EXERCISE AIM: Repeat the following lines verbatim, everything from the line containing "Patent image size: (1020, 800)." down to the line containing "The micro-lens 7 is at (225, 467).", with both of those lines included.
-- START OF DATA SHOWN --
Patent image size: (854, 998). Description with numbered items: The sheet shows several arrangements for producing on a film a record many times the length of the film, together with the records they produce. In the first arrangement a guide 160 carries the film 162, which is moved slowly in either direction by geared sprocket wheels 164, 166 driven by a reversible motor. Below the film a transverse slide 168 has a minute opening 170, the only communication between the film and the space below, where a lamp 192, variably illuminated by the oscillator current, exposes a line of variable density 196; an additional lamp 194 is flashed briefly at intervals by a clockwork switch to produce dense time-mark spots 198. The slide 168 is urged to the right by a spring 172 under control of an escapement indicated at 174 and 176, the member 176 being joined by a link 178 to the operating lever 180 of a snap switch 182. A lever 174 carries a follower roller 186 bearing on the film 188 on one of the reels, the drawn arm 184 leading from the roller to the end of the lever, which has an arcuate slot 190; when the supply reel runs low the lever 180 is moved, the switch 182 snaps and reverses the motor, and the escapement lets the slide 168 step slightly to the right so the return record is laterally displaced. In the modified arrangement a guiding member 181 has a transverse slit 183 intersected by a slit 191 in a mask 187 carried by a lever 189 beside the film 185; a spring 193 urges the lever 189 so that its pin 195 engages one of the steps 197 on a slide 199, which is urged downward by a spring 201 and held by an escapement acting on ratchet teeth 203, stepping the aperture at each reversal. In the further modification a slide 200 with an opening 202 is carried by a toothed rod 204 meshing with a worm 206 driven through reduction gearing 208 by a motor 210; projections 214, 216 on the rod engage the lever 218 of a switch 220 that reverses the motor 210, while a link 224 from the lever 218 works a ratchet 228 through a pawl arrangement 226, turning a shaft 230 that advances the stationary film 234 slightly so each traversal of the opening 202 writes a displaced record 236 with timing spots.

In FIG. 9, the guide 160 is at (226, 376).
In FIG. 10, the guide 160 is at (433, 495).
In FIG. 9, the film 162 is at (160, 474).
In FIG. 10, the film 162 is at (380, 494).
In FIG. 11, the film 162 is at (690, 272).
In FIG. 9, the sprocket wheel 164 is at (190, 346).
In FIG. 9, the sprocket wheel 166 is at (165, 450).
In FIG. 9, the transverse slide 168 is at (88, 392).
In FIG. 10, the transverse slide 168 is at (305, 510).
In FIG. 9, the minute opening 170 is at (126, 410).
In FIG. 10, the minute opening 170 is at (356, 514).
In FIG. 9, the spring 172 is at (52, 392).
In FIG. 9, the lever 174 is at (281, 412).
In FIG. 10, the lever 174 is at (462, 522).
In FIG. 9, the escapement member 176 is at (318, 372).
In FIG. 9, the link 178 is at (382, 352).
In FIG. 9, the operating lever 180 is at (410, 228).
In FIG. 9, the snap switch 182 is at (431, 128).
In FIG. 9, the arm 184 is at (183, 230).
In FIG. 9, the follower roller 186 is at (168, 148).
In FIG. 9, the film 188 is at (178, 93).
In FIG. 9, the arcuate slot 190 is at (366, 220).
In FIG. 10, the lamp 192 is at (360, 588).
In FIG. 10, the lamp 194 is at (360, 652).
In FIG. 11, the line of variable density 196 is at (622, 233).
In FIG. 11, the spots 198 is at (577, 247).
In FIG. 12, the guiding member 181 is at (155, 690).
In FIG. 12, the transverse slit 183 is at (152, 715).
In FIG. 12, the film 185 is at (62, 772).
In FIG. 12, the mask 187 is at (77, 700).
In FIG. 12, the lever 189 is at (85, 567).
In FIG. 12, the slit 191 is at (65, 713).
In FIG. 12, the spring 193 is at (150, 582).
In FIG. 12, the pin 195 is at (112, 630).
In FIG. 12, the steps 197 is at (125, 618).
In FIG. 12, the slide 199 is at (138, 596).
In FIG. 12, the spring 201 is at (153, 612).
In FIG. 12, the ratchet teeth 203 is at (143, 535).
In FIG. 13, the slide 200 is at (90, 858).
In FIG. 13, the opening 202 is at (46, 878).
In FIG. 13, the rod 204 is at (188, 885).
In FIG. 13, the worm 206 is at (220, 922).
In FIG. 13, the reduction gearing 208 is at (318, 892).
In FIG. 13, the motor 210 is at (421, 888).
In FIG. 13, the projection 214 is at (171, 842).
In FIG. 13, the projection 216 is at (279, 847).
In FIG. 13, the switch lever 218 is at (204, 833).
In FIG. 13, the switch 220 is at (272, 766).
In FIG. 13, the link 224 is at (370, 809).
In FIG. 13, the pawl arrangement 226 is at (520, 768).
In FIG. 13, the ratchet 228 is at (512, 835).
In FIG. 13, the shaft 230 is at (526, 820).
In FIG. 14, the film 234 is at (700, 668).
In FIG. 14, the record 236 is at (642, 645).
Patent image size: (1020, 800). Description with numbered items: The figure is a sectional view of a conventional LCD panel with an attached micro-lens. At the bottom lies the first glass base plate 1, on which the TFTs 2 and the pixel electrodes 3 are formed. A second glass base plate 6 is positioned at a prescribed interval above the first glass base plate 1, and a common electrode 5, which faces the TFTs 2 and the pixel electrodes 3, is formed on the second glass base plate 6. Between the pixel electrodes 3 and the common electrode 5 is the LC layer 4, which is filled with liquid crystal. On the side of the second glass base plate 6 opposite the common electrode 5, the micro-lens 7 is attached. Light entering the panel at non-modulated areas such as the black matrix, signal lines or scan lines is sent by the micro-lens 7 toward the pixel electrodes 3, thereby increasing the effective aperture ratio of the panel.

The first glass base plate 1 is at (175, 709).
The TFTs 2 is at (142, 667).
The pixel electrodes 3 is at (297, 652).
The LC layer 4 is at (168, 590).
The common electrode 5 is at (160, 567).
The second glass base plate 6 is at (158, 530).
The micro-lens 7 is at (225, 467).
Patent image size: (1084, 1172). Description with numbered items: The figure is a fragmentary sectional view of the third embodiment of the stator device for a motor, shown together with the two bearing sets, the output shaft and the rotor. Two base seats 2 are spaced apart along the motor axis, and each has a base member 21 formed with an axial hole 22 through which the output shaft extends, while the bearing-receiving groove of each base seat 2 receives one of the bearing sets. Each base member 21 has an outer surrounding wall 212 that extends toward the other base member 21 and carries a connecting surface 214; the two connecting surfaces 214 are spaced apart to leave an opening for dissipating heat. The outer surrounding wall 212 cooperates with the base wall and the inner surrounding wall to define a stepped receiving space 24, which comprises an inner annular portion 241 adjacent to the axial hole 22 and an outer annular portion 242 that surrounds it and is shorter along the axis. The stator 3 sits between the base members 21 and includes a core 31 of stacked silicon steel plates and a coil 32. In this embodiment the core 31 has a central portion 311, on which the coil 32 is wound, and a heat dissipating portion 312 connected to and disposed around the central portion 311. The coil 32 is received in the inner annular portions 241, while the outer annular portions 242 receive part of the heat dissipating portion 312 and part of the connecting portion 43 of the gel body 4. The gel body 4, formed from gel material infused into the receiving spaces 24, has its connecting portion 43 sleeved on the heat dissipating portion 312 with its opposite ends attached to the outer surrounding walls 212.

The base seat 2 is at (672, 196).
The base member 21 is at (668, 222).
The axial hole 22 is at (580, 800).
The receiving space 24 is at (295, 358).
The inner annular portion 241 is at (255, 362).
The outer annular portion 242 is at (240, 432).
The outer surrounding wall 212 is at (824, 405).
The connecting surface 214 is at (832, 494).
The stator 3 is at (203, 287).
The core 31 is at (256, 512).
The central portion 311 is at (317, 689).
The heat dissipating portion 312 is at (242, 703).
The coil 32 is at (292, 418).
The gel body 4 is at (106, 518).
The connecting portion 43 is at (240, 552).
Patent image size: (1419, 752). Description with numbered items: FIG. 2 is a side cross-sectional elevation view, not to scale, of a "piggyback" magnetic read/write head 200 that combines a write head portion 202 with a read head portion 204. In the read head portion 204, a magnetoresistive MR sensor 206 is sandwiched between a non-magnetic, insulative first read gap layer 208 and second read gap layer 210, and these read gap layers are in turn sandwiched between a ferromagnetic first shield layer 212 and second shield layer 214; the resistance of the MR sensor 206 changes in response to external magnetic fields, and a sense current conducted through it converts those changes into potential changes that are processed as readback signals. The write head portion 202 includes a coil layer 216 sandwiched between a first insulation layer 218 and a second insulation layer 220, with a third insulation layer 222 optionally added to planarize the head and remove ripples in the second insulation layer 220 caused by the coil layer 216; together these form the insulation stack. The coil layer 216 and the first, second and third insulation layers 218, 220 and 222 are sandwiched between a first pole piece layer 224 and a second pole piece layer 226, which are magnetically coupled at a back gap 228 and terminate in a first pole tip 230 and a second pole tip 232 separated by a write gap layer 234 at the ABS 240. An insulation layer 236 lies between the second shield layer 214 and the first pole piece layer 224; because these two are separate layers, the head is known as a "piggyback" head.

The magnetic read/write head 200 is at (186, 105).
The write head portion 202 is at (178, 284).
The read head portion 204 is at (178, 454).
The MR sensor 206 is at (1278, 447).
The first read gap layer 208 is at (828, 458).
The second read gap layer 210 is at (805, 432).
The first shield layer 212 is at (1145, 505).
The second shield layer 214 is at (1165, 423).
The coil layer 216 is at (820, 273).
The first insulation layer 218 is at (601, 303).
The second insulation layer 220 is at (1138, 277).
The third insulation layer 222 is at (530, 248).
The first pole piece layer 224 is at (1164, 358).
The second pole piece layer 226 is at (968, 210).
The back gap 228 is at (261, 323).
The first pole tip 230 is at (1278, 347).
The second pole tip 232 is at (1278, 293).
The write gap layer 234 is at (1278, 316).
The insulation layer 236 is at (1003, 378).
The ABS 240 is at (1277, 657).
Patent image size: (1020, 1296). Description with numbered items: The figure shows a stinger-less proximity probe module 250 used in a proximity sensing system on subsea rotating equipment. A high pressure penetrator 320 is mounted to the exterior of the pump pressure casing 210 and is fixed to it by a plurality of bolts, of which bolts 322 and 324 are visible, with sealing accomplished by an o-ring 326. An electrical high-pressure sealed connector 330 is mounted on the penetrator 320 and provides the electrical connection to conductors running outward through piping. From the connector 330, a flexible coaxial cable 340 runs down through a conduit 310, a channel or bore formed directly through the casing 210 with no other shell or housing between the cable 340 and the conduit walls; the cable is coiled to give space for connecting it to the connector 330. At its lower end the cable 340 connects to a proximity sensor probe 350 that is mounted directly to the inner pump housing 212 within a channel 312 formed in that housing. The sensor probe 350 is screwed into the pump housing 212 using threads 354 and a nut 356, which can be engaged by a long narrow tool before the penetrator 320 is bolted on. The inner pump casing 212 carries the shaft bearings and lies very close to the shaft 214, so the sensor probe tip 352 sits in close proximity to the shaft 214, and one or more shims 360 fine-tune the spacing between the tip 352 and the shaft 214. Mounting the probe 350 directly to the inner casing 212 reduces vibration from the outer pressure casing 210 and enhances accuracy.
-- END OF DATA SHOWN --
ANSWER TO THE PROBLEM:
Patent image size: (1020, 800). Description with numbered items: The figure is a sectional view of a conventional LCD panel with an attached micro-lens. At the bottom lies the first glass base plate 1, on which the TFTs 2 and the pixel electrodes 3 are formed. A second glass base plate 6 is positioned at a prescribed interval above the first glass base plate 1, and a common electrode 5, which faces the TFTs 2 and the pixel electrodes 3, is formed on the second glass base plate 6. Between the pixel electrodes 3 and the common electrode 5 is the LC layer 4, which is filled with liquid crystal. On the side of the second glass base plate 6 opposite the common electrode 5, the micro-lens 7 is attached. Light entering the panel at non-modulated areas such as the black matrix, signal lines or scan lines is sent by the micro-lens 7 toward the pixel electrodes 3, thereby increasing the effective aperture ratio of the panel.

The first glass base plate 1 is at (175, 709).
The TFTs 2 is at (142, 667).
The pixel electrodes 3 is at (297, 652).
The LC layer 4 is at (168, 590).
The common electrode 5 is at (160, 567).
The second glass base plate 6 is at (158, 530).
The micro-lens 7 is at (225, 467).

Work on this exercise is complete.